SHORT TASK 1: In the records below, replace "wire" with "trace" and write all their lines out again with nothing else changed. Leave the pictures out of your answer.

DOCUMENT TEXT:
● ● ●

Reputation: 1333
I've just been watching a tutorial which talked about the following if statement:
var a = 0;
if(a || a === 0){...};
It states that operator precedence means that a === 0
is evaluated first, as it has a higher precedence than ||.
I've no real issue with that, but the tutorial goes on to say that 'a' is then evaluated - but surely it's short-circuited?
I know it should be pretty simple, but I'm new to JS. Is this a mistake or am I misunderstanding what's being said?
Upvotes: 1
Views: 61
Reputation: 7055
No, the equivalence doesn't happen first:
var a = 0;
if(a || a === 0){...}
The a
in this case is falsey and so the ||
continues onto the next statement, equivalent to:
if(a === 0){...}
At this point, the equivalence takes place and is clearly true
, no short circuiting takes place because the expression is evaluated left to right.
The reason for this is that either side of the OR is a different expression and the expressions are evaluated from left to right.

● ● ●

MATERIAL TO PROCESS:
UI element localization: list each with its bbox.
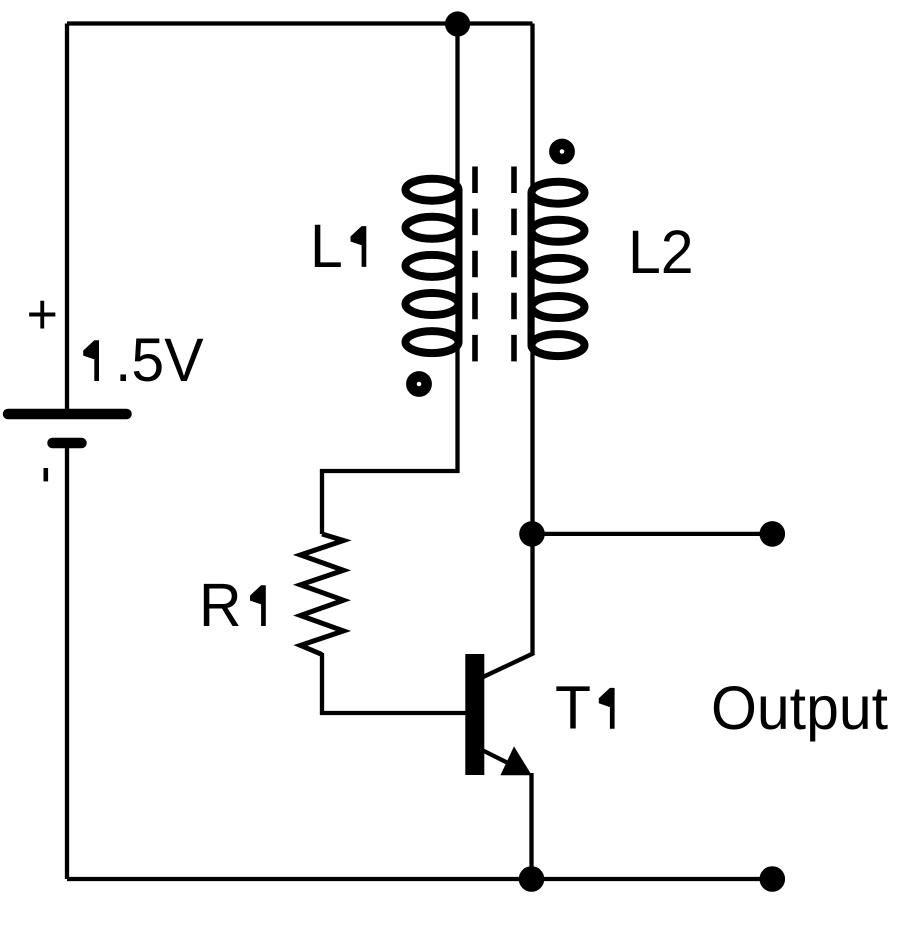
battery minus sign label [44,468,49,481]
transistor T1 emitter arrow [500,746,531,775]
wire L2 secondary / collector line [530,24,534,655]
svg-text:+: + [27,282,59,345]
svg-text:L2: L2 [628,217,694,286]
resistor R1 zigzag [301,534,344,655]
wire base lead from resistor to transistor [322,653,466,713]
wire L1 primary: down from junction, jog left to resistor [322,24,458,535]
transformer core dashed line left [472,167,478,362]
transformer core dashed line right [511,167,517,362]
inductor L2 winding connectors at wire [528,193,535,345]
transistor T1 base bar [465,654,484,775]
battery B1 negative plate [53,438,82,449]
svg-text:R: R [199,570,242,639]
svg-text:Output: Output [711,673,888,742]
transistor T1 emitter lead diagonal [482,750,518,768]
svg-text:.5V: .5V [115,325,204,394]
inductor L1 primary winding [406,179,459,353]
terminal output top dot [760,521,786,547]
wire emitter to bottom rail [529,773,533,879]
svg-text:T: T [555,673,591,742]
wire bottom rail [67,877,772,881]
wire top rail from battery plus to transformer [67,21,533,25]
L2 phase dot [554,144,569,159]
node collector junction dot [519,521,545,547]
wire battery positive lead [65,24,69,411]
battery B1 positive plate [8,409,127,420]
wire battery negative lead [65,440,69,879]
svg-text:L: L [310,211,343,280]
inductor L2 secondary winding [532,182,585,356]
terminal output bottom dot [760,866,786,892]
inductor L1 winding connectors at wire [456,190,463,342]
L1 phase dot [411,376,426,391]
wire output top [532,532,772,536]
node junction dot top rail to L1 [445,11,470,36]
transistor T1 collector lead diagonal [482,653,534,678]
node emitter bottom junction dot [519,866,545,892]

● ● ●

SHORT TASK 2: According to the reply in the JavaScript short-circuit discussion, in what order are the expressions on either side of the OR evaluated?

EXPECTED OUTPUT 1:
UI element localization: list each with its bbox.
battery minus sign label [44,468,49,481]
transistor T1 emitter arrow [500,746,531,775]
trace L2 secondary / collector line [530,24,534,655]
svg-text:+: + [27,282,59,345]
svg-text:L2: L2 [628,217,694,286]
resistor R1 zigzag [301,534,344,655]
trace base lead from resistor to transistor [322,653,466,713]
trace L1 primary: down from junction, jog left to resistor [322,24,458,535]
transformer core dashed line left [472,167,478,362]
transformer core dashed line right [511,167,517,362]
inductor L2 winding connectors at trace [528,193,535,345]
transistor T1 base bar [465,654,484,775]
battery B1 negative plate [53,438,82,449]
svg-text:R: R [199,570,242,639]
svg-text:Output: Output [711,673,888,742]
transistor T1 emitter lead diagonal [482,750,518,768]
svg-text:.5V: .5V [115,325,204,394]
inductor L1 primary winding [406,179,459,353]
terminal output top dot [760,521,786,547]
trace emitter to bottom rail [529,773,533,879]
svg-text:T: T [555,673,591,742]
trace bottom rail [67,877,772,881]
trace top rail from battery plus to transformer [67,21,533,25]
L2 phase dot [554,144,569,159]
node collector junction dot [519,521,545,547]
trace battery positive lead [65,24,69,411]
battery B1 positive plate [8,409,127,420]
trace battery negative lead [65,440,69,879]
svg-text:L: L [310,211,343,280]
inductor L2 secondary winding [532,182,585,356]
terminal output bottom dot [760,866,786,892]
inductor L1 winding connectors at trace [456,190,463,342]
L1 phase dot [411,376,426,391]
trace output top [532,532,772,536]
node junction dot top rail to L1 [445,11,470,36]
transistor T1 collector lead diagonal [482,653,534,678]
node emitter bottom junction dot [519,866,545,892]

EXPECTED OUTPUT 2: From left to right.